→ **STATED PROBLEM**:
Search the material below for the word "correct". Copy every line that has it.

Data entries
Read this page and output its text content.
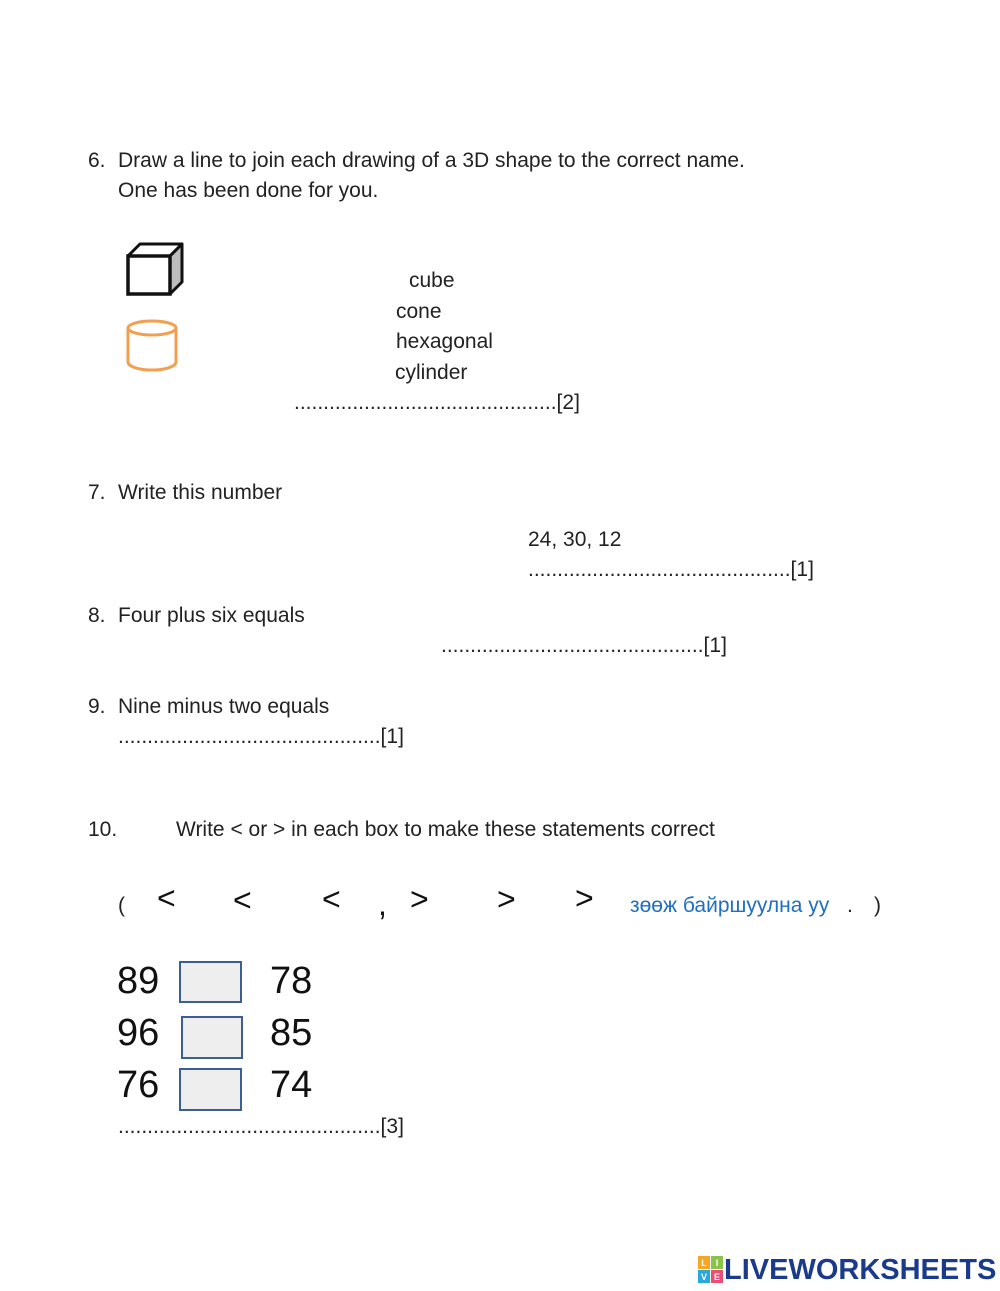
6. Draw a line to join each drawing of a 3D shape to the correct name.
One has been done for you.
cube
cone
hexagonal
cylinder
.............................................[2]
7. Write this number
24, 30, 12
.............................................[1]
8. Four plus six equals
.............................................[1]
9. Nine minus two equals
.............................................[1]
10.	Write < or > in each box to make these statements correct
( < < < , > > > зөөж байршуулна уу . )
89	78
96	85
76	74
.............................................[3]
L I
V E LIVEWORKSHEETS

→ **TASK OUTPUT**:
6. Draw a line to join each drawing of a 3D shape to the correct name.
10.	Write < or > in each box to make these statements correct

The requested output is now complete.